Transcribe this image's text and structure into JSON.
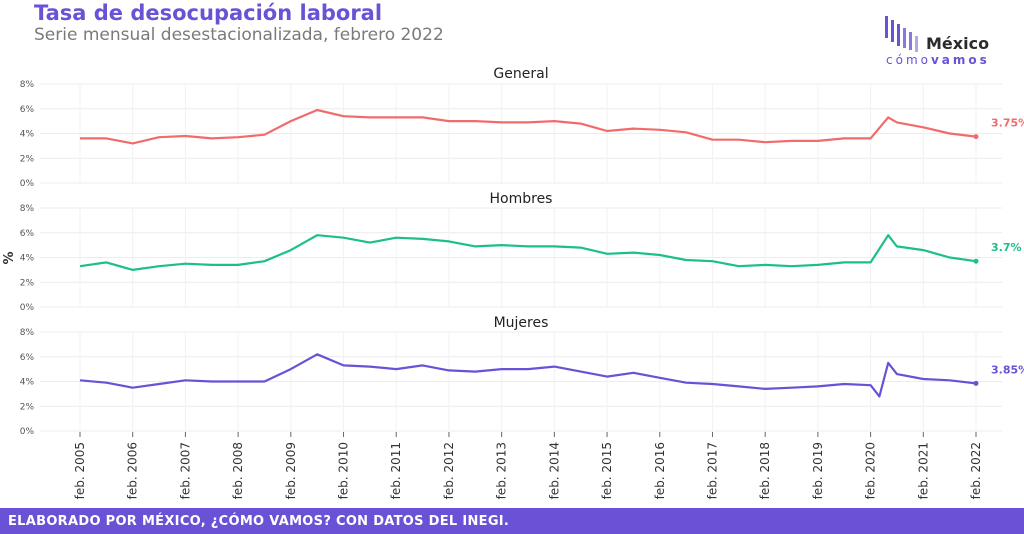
{
  "header": {
    "title": "Tasa de desocupación laboral",
    "subtitle": "Serie mensual desestacionalizada, febrero 2022"
  },
  "logo": {
    "word": "México",
    "sub_light": "cómo",
    "sub_bold": "vamos"
  },
  "footer": {
    "text": "ELABORADO POR MÉXICO, ¿CÓMO VAMOS? CON DATOS DEL INEGI."
  },
  "colors": {
    "accent": "#6a51d6",
    "general": "#f26b6b",
    "hombres": "#1cbf8a",
    "mujeres": "#6a51d6"
  },
  "chart_data": {
    "type": "line",
    "ylabel": "%",
    "y_ticks": [
      "0%",
      "2%",
      "4%",
      "6%",
      "8%"
    ],
    "ylim": [
      0,
      8
    ],
    "x_ticks": [
      "feb. 2005",
      "feb. 2006",
      "feb. 2007",
      "feb. 2008",
      "feb. 2009",
      "feb. 2010",
      "feb. 2011",
      "feb. 2012",
      "feb. 2013",
      "feb. 2014",
      "feb. 2015",
      "feb. 2016",
      "feb. 2017",
      "feb. 2018",
      "feb. 2019",
      "feb. 2020",
      "feb. 2021",
      "feb. 2022"
    ],
    "xlim": [
      "2005-02",
      "2022-02"
    ],
    "grid": true,
    "points_note": "x values are semiannual dates (YYYY-MM)",
    "panels": [
      {
        "name": "General",
        "color": "#f26b6b",
        "end_label": "3.75%",
        "x": [
          "2005-02",
          "2005-08",
          "2006-02",
          "2006-08",
          "2007-02",
          "2007-08",
          "2008-02",
          "2008-08",
          "2009-02",
          "2009-08",
          "2010-02",
          "2010-08",
          "2011-02",
          "2011-08",
          "2012-02",
          "2012-08",
          "2013-02",
          "2013-08",
          "2014-02",
          "2014-08",
          "2015-02",
          "2015-08",
          "2016-02",
          "2016-08",
          "2017-02",
          "2017-08",
          "2018-02",
          "2018-08",
          "2019-02",
          "2019-08",
          "2020-02",
          "2020-06",
          "2020-08",
          "2021-02",
          "2021-08",
          "2022-02"
        ],
        "values": [
          3.6,
          3.6,
          3.2,
          3.7,
          3.8,
          3.6,
          3.7,
          3.9,
          5.0,
          5.9,
          5.4,
          5.3,
          5.3,
          5.3,
          5.0,
          5.0,
          4.9,
          4.9,
          5.0,
          4.8,
          4.2,
          4.4,
          4.3,
          4.1,
          3.5,
          3.5,
          3.3,
          3.4,
          3.4,
          3.6,
          3.6,
          5.3,
          4.9,
          4.5,
          4.0,
          3.75
        ]
      },
      {
        "name": "Hombres",
        "color": "#1cbf8a",
        "end_label": "3.7%",
        "x": [
          "2005-02",
          "2005-08",
          "2006-02",
          "2006-08",
          "2007-02",
          "2007-08",
          "2008-02",
          "2008-08",
          "2009-02",
          "2009-08",
          "2010-02",
          "2010-08",
          "2011-02",
          "2011-08",
          "2012-02",
          "2012-08",
          "2013-02",
          "2013-08",
          "2014-02",
          "2014-08",
          "2015-02",
          "2015-08",
          "2016-02",
          "2016-08",
          "2017-02",
          "2017-08",
          "2018-02",
          "2018-08",
          "2019-02",
          "2019-08",
          "2020-02",
          "2020-06",
          "2020-08",
          "2021-02",
          "2021-08",
          "2022-02"
        ],
        "values": [
          3.3,
          3.6,
          3.0,
          3.3,
          3.5,
          3.4,
          3.4,
          3.7,
          4.6,
          5.8,
          5.6,
          5.2,
          5.6,
          5.5,
          5.3,
          4.9,
          5.0,
          4.9,
          4.9,
          4.8,
          4.3,
          4.4,
          4.2,
          3.8,
          3.7,
          3.3,
          3.4,
          3.3,
          3.4,
          3.6,
          3.6,
          5.8,
          4.9,
          4.6,
          4.0,
          3.7
        ]
      },
      {
        "name": "Mujeres",
        "color": "#6a51d6",
        "end_label": "3.85%",
        "x": [
          "2005-02",
          "2005-08",
          "2006-02",
          "2006-08",
          "2007-02",
          "2007-08",
          "2008-02",
          "2008-08",
          "2009-02",
          "2009-08",
          "2010-02",
          "2010-08",
          "2011-02",
          "2011-08",
          "2012-02",
          "2012-08",
          "2013-02",
          "2013-08",
          "2014-02",
          "2014-08",
          "2015-02",
          "2015-08",
          "2016-02",
          "2016-08",
          "2017-02",
          "2017-08",
          "2018-02",
          "2018-08",
          "2019-02",
          "2019-08",
          "2020-02",
          "2020-04",
          "2020-06",
          "2020-08",
          "2021-02",
          "2021-08",
          "2022-02"
        ],
        "values": [
          4.1,
          3.9,
          3.5,
          3.8,
          4.1,
          4.0,
          4.0,
          4.0,
          5.0,
          6.2,
          5.3,
          5.2,
          5.0,
          5.3,
          4.9,
          4.8,
          5.0,
          5.0,
          5.2,
          4.8,
          4.4,
          4.7,
          4.3,
          3.9,
          3.8,
          3.6,
          3.4,
          3.5,
          3.6,
          3.8,
          3.7,
          2.8,
          5.5,
          4.6,
          4.2,
          4.1,
          3.85
        ]
      }
    ]
  }
}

################

■ GOAL ■
Quote every record above exactly, omitting any pictures they contain.

■ RESPONSE ■
Transcribe this image's text and structure into JSON.
{
  "header": {
    "title": "Tasa de desocupación laboral",
    "subtitle": "Serie mensual desestacionalizada, febrero 2022"
  },
  "logo": {
    "word": "México",
    "sub_light": "cómo",
    "sub_bold": "vamos"
  },
  "footer": {
    "text": "ELABORADO POR MÉXICO, ¿CÓMO VAMOS? CON DATOS DEL INEGI."
  },
  "colors": {
    "accent": "#6a51d6",
    "general": "#f26b6b",
    "hombres": "#1cbf8a",
    "mujeres": "#6a51d6"
  },
  "chart_data": {
    "type": "line",
    "ylabel": "%",
    "y_ticks": [
      "0%",
      "2%",
      "4%",
      "6%",
      "8%"
    ],
    "ylim": [
      0,
      8
    ],
    "x_ticks": [
      "feb. 2005",
      "feb. 2006",
      "feb. 2007",
      "feb. 2008",
      "feb. 2009",
      "feb. 2010",
      "feb. 2011",
      "feb. 2012",
      "feb. 2013",
      "feb. 2014",
      "feb. 2015",
      "feb. 2016",
      "feb. 2017",
      "feb. 2018",
      "feb. 2019",
      "feb. 2020",
      "feb. 2021",
      "feb. 2022"
    ],
    "xlim": [
      "2005-02",
      "2022-02"
    ],
    "grid": true,
    "points_note": "x values are semiannual dates (YYYY-MM)",
    "panels": [
      {
        "name": "General",
        "color": "#f26b6b",
        "end_label": "3.75%",
        "x": [
          "2005-02",
          "2005-08",
          "2006-02",
          "2006-08",
          "2007-02",
          "2007-08",
          "2008-02",
          "2008-08",
          "2009-02",
          "2009-08",
          "2010-02",
          "2010-08",
          "2011-02",
          "2011-08",
          "2012-02",
          "2012-08",
          "2013-02",
          "2013-08",
          "2014-02",
          "2014-08",
          "2015-02",
          "2015-08",
          "2016-02",
          "2016-08",
          "2017-02",
          "2017-08",
          "2018-02",
          "2018-08",
          "2019-02",
          "2019-08",
          "2020-02",
          "2020-06",
          "2020-08",
          "2021-02",
          "2021-08",
          "2022-02"
        ],
        "values": [
          3.6,
          3.6,
          3.2,
          3.7,
          3.8,
          3.6,
          3.7,
          3.9,
          5.0,
          5.9,
          5.4,
          5.3,
          5.3,
          5.3,
          5.0,
          5.0,
          4.9,
          4.9,
          5.0,
          4.8,
          4.2,
          4.4,
          4.3,
          4.1,
          3.5,
          3.5,
          3.3,
          3.4,
          3.4,
          3.6,
          3.6,
          5.3,
          4.9,
          4.5,
          4.0,
          3.75
        ]
      },
      {
        "name": "Hombres",
        "color": "#1cbf8a",
        "end_label": "3.7%",
        "x": [
          "2005-02",
          "2005-08",
          "2006-02",
          "2006-08",
          "2007-02",
          "2007-08",
          "2008-02",
          "2008-08",
          "2009-02",
          "2009-08",
          "2010-02",
          "2010-08",
          "2011-02",
          "2011-08",
          "2012-02",
          "2012-08",
          "2013-02",
          "2013-08",
          "2014-02",
          "2014-08",
          "2015-02",
          "2015-08",
          "2016-02",
          "2016-08",
          "2017-02",
          "2017-08",
          "2018-02",
          "2018-08",
          "2019-02",
          "2019-08",
          "2020-02",
          "2020-06",
          "2020-08",
          "2021-02",
          "2021-08",
          "2022-02"
        ],
        "values": [
          3.3,
          3.6,
          3.0,
          3.3,
          3.5,
          3.4,
          3.4,
          3.7,
          4.6,
          5.8,
          5.6,
          5.2,
          5.6,
          5.5,
          5.3,
          4.9,
          5.0,
          4.9,
          4.9,
          4.8,
          4.3,
          4.4,
          4.2,
          3.8,
          3.7,
          3.3,
          3.4,
          3.3,
          3.4,
          3.6,
          3.6,
          5.8,
          4.9,
          4.6,
          4.0,
          3.7
        ]
      },
      {
        "name": "Mujeres",
        "color": "#6a51d6",
        "end_label": "3.85%",
        "x": [
          "2005-02",
          "2005-08",
          "2006-02",
          "2006-08",
          "2007-02",
          "2007-08",
          "2008-02",
          "2008-08",
          "2009-02",
          "2009-08",
          "2010-02",
          "2010-08",
          "2011-02",
          "2011-08",
          "2012-02",
          "2012-08",
          "2013-02",
          "2013-08",
          "2014-02",
          "2014-08",
          "2015-02",
          "2015-08",
          "2016-02",
          "2016-08",
          "2017-02",
          "2017-08",
          "2018-02",
          "2018-08",
          "2019-02",
          "2019-08",
          "2020-02",
          "2020-04",
          "2020-06",
          "2020-08",
          "2021-02",
          "2021-08",
          "2022-02"
        ],
        "values": [
          4.1,
          3.9,
          3.5,
          3.8,
          4.1,
          4.0,
          4.0,
          4.0,
          5.0,
          6.2,
          5.3,
          5.2,
          5.0,
          5.3,
          4.9,
          4.8,
          5.0,
          5.0,
          5.2,
          4.8,
          4.4,
          4.7,
          4.3,
          3.9,
          3.8,
          3.6,
          3.4,
          3.5,
          3.6,
          3.8,
          3.7,
          2.8,
          5.5,
          4.6,
          4.2,
          4.1,
          3.85
        ]
      }
    ]
  }
}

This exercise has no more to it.